◆ Directive
Copy, from the entries below, each line in which the string "技术秘密或其他商业秘密" appears.

◆ Records for the exercise
▼

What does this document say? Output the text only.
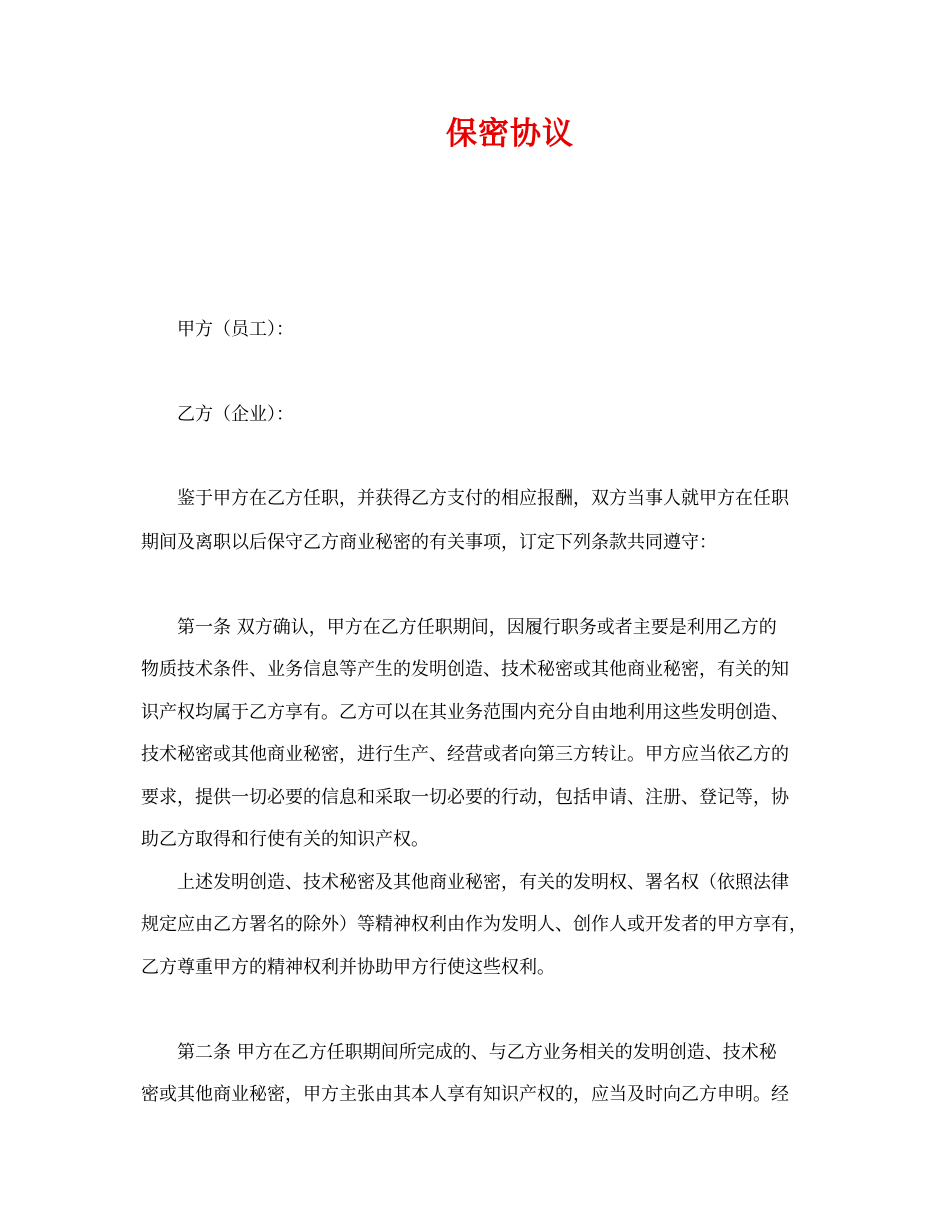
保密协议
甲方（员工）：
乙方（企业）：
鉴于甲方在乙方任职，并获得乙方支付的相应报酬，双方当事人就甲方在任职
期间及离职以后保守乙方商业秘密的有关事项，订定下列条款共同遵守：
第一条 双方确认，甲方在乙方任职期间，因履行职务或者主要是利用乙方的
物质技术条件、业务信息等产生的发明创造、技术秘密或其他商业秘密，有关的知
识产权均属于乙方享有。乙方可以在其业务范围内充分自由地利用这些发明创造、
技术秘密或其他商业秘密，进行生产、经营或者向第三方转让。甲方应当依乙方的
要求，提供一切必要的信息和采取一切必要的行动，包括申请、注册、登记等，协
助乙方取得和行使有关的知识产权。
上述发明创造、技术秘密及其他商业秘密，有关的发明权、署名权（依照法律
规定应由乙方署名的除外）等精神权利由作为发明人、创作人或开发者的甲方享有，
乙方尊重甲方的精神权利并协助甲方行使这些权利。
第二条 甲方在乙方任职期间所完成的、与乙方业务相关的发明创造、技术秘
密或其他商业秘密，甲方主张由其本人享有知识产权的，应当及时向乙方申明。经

▲

◆ The output
物质技术条件、业务信息等产生的发明创造、技术秘密或其他商业秘密，有关的知
技术秘密或其他商业秘密，进行生产、经营或者向第三方转让。甲方应当依乙方的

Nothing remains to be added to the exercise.